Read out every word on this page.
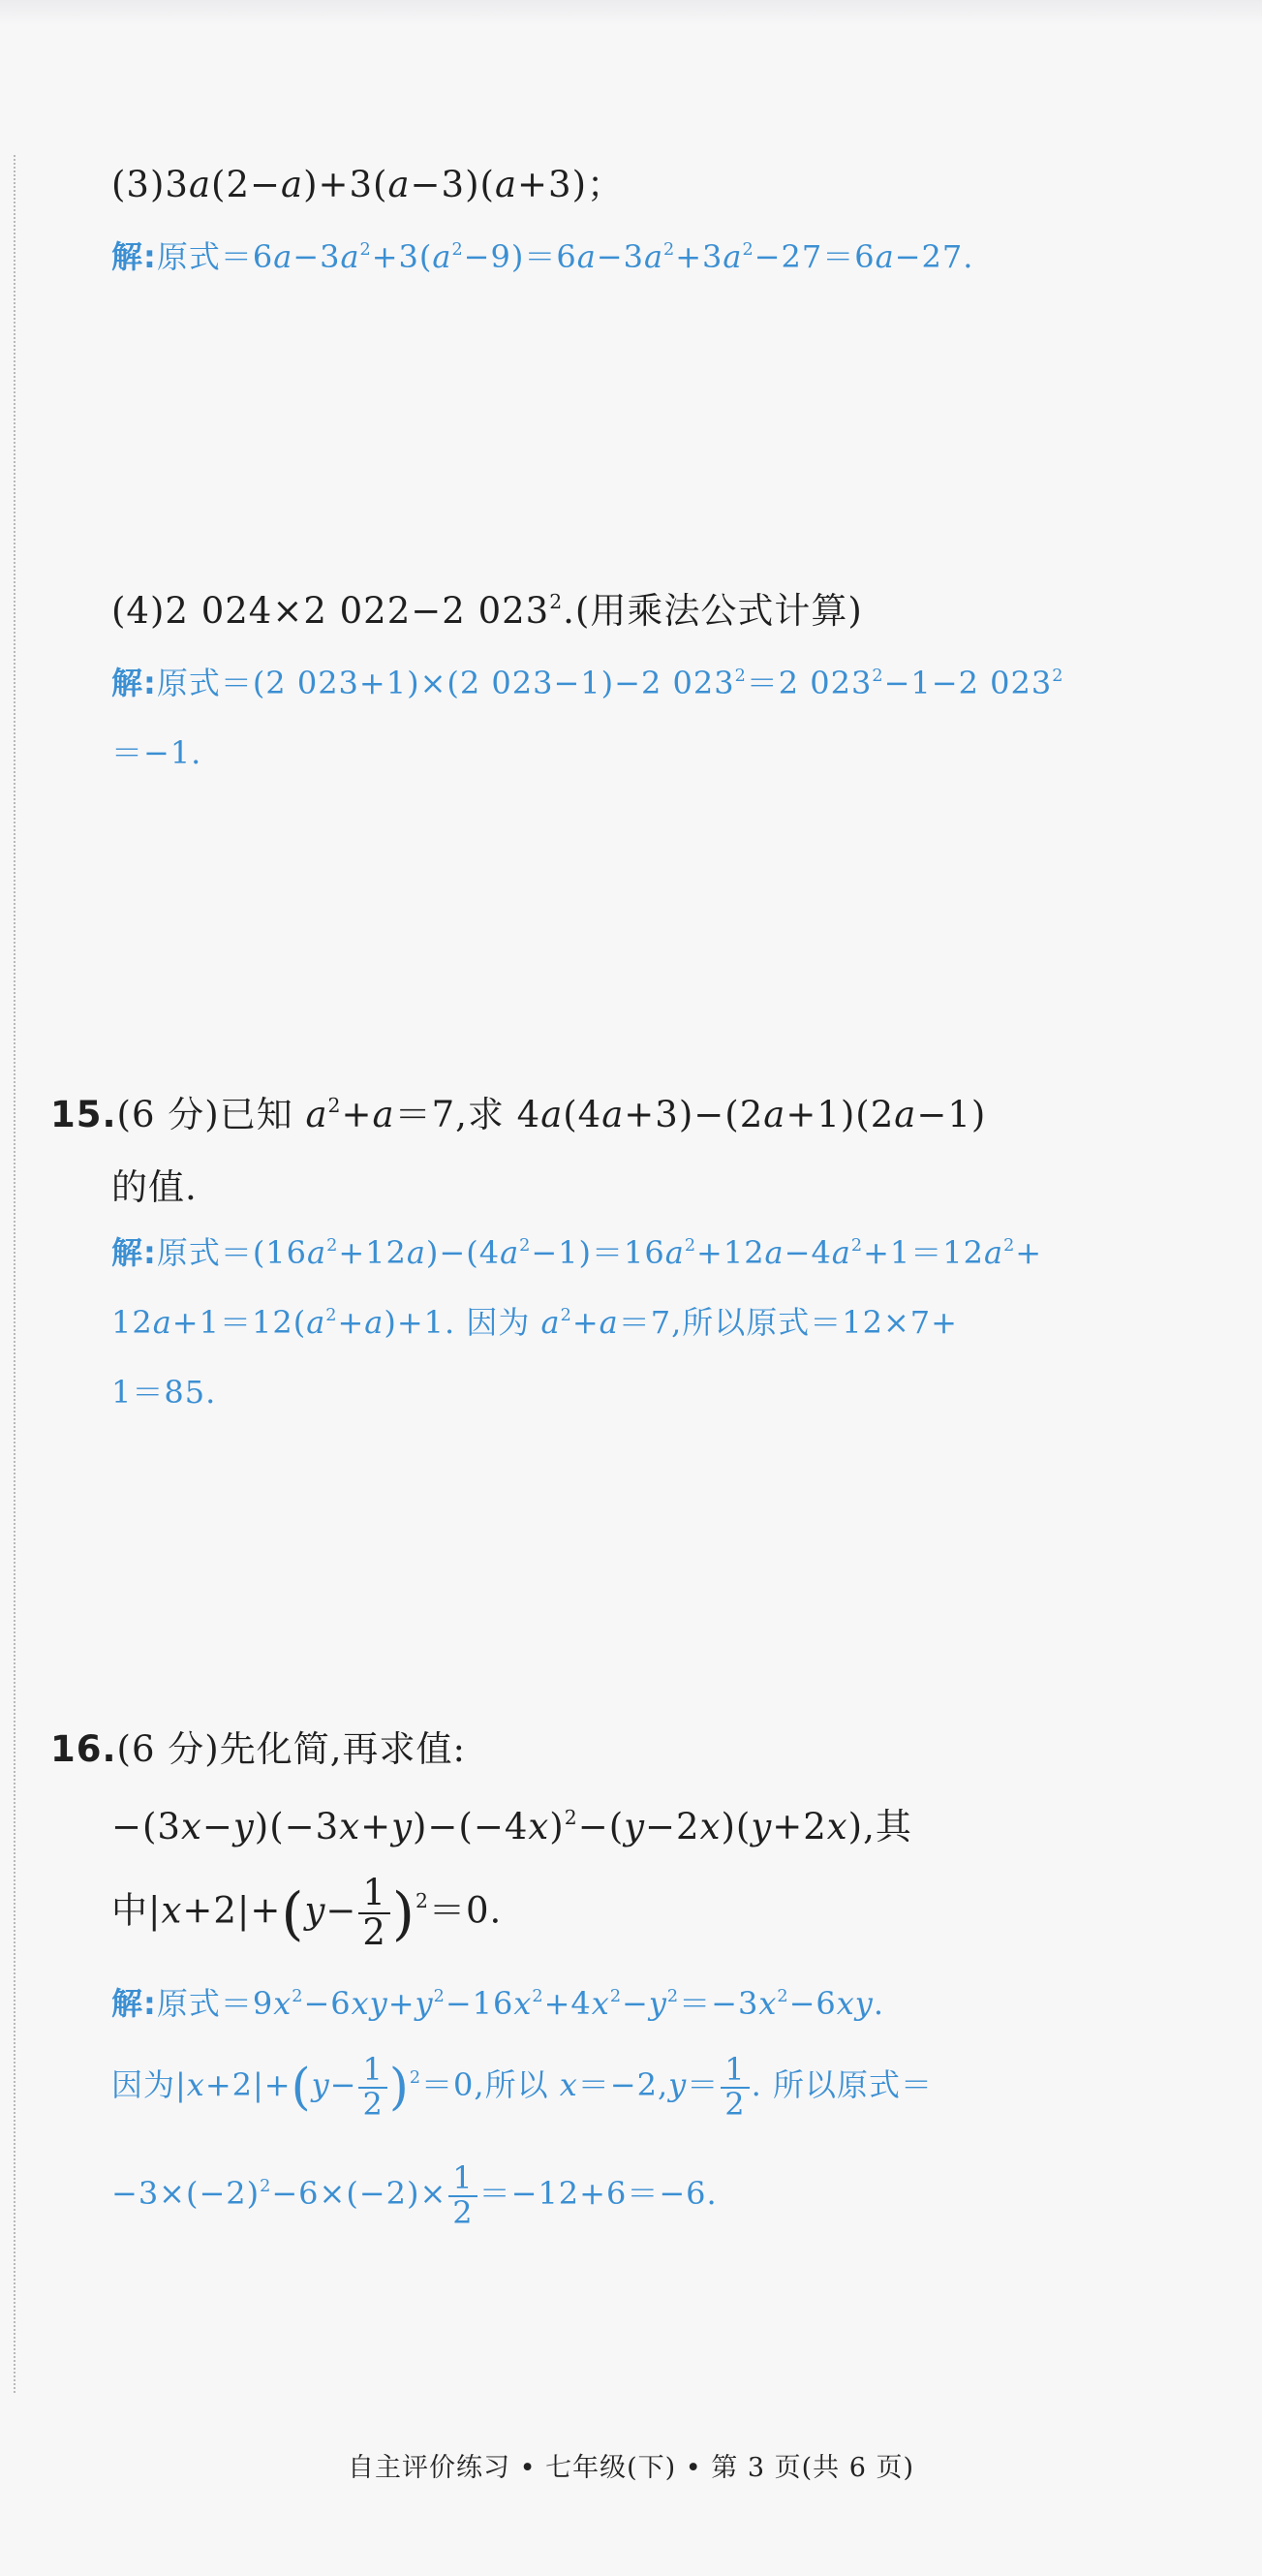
(3)3a(2−a)+3(a−3)(a+3)；
解:原式$=6a-3a^2+3(a^2-9)=6a-3a^2+3a^2-27=6a-27$.
(4)2 024×2 022−2 $023^2$.(用乘法公式计算)
解:原式＝(2 023+1)×(2 023−1)−2 $023^2=2$ $023^2-1-2$ $023^2$
＝−1.
15.(6 分)已知 $a^2+a=7$,求 4a(4a+3)−(2a+1)(2a−1)
的值.
解:原式$=(16a^2+12a)-(4a^2-1)=16a^2+12a-4a^2+1=12a^2+$
$12a+1=12(a^2+a)+1$. 因为 $a^2+a=7$,所以原式＝12×7+
1＝85.
16.(6 分)先化简,再求值:
$-(3x-y)(-3x+y)-(-4x)^2-(y-2x)(y+2x)$,其
中$|x+2|+(y- \frac{1}{2} )^2=0$.
解:原式$=9x^2-6xy+y^2-16x^2+4x^2-y^2=-3x^2-6xy$.
因为$|x+2|+(y- \frac{1}{2} )^2=0$,所以 $x=-2,y= \frac{1}{2}$ . 所以原式＝
$-3\times(-2)^2-6\times(-2)\times \frac{1}{2} =-12+6=-6$.
自主评价练习 • 七年级(下) • 第 3 页(共 6 页)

* [Given exercise] Nothing in the entries should change as you copy them, except that the pictures are left out.

* [Full solution]
Read out every word on this page.
(3)3a(2−a)+3(a−3)(a+3)；
解:原式$=6a-3a^2+3(a^2-9)=6a-3a^2+3a^2-27=6a-27$.
(4)2 024×2 022−2 $023^2$.(用乘法公式计算)
解:原式＝(2 023+1)×(2 023−1)−2 $023^2=2$ $023^2-1-2$ $023^2$
＝−1.
15.(6 分)已知 $a^2+a=7$,求 4a(4a+3)−(2a+1)(2a−1)
的值.
解:原式$=(16a^2+12a)-(4a^2-1)=16a^2+12a-4a^2+1=12a^2+$
$12a+1=12(a^2+a)+1$. 因为 $a^2+a=7$,所以原式＝12×7+
1＝85.
16.(6 分)先化简,再求值:
$-(3x-y)(-3x+y)-(-4x)^2-(y-2x)(y+2x)$,其
中$|x+2|+(y- \frac{1}{2} )^2=0$.
解:原式$=9x^2-6xy+y^2-16x^2+4x^2-y^2=-3x^2-6xy$.
因为$|x+2|+(y- \frac{1}{2} )^2=0$,所以 $x=-2,y= \frac{1}{2}$ . 所以原式＝
$-3\times(-2)^2-6\times(-2)\times \frac{1}{2} =-12+6=-6$.
自主评价练习 • 七年级(下) • 第 3 页(共 6 页)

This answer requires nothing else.